• [Énoncé]: Dans l'extrait ci-dessous, relevez s'il vous plaît toutes les parties entre lesquelles a été conclu le contrat d'objectifs et de performance.

• [Extrait]:
============================================================

Le présent article , issu de longues négociations avec la FNCOFOR qui ont fini par déboucher sur un accord, a pour objet de répondre à cette problématique du rééquilibrage du financement du régime forestier des forêts par les collectivités territoriales, en augmentant la contribution de celles-ci.

Il est donc proposé d'instaurer à partir du 1 er janvier 2012 une contribution supplémentaire annuelle à l'hectare, d'un montant compris entre deux et quatre euros . Un arrêté conjoint du ministre chargé de l'agriculture et du ministre chargé du budget doit déterminer le montant de cette contribution.

Pour 2012, il était annoncé que ce montant serait fixé par arrêté en bas de la fourchette : acquittée par l'ensemble des propriétaires bénéficiant du régime forestier, soit une assiette de 2,8 millions d'hectares, cette contribution aurait ainsi un rendement de 5,6 millions d'euros en 2012 .

L'exposé des motifs de l'article précise que ce montant pourrait être réévalué pour les années suivantes, « en fonction de l'atteinte des objectifs de mobilisation du bois en forêt communale fixés dans le cadre du contrat d'objectifs et de performance conclu entre l'Etat, l'ONF et la FNCOFOR ».

Le présent article élève, par ailleurs, au niveau législatif la définition de l'assiette des produits de la forêt pris en compte dans le calcul des frais de garderie . Les dispositions qui figurent dans le décret n° 96-933 du 16 octobre 1996 sont ainsi reprises à l'identique 6 ( * ) .

============================================================

• [Données fournies]:
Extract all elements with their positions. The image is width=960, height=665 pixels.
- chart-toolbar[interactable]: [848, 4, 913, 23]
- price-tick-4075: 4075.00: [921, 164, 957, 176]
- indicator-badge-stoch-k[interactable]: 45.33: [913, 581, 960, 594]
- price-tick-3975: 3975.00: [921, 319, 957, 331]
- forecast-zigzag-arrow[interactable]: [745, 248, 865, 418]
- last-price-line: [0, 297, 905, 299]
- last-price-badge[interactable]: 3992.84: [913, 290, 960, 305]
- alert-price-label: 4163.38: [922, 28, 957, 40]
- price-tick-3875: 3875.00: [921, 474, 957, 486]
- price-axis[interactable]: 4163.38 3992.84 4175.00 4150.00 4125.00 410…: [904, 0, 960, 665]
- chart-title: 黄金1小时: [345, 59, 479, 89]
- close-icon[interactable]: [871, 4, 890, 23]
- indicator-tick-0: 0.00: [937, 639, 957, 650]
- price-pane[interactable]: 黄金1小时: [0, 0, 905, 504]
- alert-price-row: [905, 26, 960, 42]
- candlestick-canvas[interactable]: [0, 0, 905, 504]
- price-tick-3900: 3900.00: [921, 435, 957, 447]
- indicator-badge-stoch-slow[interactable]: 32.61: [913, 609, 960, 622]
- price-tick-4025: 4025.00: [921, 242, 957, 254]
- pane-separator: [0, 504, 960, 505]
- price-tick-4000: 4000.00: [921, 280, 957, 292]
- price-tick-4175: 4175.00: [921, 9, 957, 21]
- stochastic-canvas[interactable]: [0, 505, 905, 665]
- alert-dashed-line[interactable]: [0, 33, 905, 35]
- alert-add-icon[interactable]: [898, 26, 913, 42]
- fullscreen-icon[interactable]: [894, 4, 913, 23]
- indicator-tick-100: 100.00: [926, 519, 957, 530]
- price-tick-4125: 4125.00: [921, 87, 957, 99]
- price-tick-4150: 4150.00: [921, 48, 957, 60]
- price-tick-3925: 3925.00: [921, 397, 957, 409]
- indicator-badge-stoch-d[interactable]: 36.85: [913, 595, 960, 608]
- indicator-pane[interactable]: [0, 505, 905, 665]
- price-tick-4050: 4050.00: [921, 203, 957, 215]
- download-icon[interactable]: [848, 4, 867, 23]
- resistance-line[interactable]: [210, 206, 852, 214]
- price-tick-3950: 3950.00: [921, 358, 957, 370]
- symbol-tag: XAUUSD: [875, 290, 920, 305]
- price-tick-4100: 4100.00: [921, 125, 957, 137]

============================================================

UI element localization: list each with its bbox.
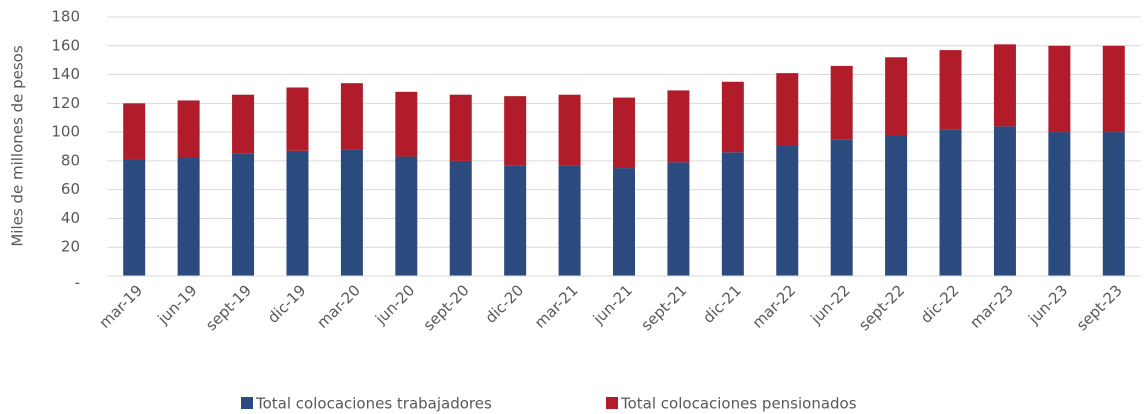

============================================================

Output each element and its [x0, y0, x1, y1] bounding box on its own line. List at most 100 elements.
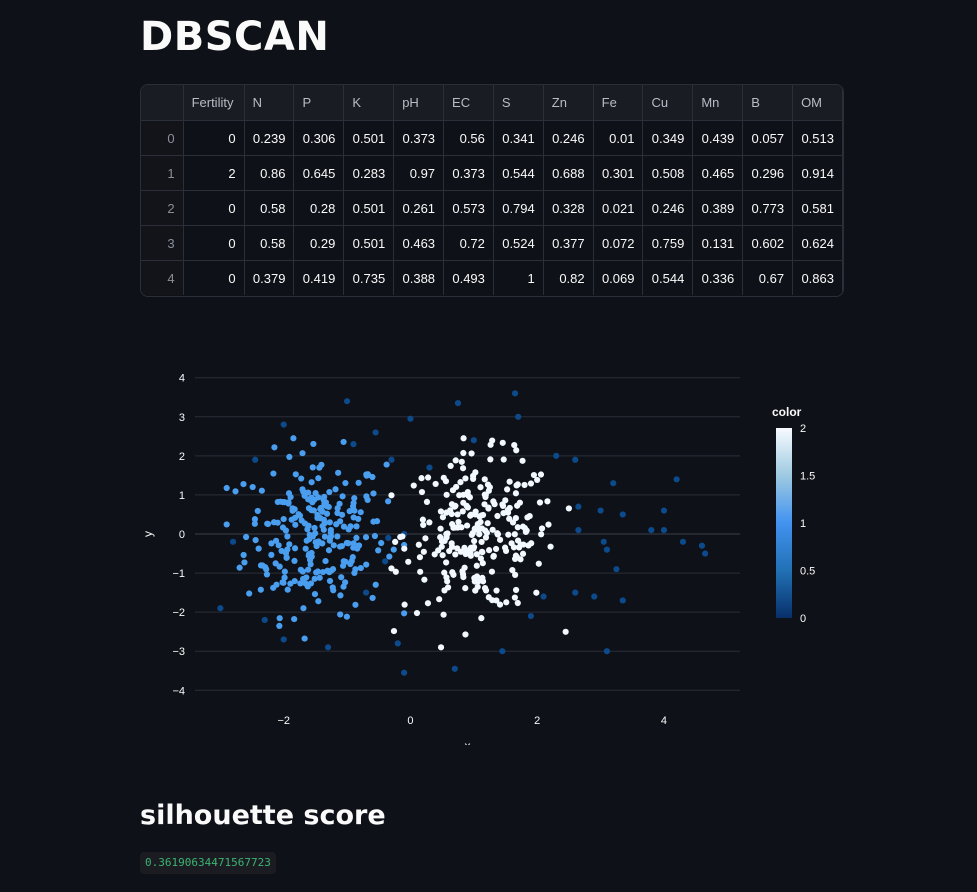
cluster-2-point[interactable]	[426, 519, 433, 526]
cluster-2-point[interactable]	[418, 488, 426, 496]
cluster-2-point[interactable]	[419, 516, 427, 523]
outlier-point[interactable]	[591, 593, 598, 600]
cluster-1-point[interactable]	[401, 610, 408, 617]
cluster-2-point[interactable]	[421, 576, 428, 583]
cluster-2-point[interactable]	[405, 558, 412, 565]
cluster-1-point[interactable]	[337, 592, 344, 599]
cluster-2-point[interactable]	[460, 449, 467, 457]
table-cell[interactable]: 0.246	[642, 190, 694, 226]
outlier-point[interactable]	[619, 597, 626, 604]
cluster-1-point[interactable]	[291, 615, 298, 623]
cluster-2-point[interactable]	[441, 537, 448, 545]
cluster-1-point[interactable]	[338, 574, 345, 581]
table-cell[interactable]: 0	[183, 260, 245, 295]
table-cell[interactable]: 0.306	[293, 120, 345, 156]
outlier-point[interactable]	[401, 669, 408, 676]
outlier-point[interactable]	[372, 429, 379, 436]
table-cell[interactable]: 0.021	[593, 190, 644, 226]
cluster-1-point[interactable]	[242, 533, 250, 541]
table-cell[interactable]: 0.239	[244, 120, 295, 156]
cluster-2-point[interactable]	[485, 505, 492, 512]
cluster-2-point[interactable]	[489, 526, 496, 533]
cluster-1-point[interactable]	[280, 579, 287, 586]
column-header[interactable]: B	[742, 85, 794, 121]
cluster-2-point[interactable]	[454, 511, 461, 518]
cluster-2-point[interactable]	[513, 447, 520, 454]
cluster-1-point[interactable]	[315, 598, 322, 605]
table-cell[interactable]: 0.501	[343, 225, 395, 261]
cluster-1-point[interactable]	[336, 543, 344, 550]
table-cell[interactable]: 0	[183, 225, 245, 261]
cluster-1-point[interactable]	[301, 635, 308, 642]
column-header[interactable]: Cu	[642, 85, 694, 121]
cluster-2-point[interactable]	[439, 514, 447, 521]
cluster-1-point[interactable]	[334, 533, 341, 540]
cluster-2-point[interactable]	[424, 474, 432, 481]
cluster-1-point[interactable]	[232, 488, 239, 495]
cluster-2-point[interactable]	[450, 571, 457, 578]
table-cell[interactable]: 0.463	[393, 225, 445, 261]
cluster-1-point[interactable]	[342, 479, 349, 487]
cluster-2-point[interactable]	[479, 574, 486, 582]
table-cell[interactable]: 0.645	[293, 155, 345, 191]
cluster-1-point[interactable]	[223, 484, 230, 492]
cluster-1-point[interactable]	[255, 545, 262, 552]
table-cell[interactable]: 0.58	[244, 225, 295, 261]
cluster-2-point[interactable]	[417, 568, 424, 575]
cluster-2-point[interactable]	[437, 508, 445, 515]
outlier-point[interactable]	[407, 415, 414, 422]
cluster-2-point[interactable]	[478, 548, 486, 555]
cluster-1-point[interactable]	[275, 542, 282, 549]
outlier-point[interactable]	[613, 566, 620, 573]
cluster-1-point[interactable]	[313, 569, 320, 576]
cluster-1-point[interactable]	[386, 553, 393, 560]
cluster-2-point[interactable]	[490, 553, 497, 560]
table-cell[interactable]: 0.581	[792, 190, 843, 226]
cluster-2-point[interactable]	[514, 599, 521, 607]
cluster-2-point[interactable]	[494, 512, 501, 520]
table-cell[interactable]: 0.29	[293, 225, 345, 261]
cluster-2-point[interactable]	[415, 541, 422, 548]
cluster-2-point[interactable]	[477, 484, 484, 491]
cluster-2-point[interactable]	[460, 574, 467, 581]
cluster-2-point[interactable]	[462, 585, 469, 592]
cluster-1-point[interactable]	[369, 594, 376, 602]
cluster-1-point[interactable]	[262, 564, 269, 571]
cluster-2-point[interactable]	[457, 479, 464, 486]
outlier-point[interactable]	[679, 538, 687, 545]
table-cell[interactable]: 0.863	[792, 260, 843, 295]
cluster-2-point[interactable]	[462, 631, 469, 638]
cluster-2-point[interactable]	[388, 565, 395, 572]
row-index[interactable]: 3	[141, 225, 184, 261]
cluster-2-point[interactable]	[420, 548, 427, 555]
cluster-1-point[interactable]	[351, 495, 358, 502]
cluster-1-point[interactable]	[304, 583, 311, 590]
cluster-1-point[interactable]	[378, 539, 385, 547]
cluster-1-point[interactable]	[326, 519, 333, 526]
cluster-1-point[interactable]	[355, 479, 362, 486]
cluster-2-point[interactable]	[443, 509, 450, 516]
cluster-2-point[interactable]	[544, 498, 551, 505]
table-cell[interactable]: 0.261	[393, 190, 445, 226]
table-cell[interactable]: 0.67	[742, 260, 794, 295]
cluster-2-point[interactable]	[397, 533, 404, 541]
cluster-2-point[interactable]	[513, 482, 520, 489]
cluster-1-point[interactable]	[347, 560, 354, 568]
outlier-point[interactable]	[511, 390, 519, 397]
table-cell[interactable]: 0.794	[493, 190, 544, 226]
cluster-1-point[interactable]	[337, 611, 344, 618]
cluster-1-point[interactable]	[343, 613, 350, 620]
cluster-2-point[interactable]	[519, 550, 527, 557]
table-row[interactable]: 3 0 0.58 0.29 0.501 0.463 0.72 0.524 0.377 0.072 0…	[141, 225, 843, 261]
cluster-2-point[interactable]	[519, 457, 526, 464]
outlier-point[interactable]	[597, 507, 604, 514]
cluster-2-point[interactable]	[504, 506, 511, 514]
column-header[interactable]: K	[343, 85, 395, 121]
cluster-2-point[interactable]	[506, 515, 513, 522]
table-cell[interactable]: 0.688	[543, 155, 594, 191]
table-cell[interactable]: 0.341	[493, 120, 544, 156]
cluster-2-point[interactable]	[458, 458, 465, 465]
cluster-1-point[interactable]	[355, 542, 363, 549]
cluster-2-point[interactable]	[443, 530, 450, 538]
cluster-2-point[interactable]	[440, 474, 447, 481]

============================================================

• [Corrigé]:
- l'Etat
- l'ONF
- la FNCOFOR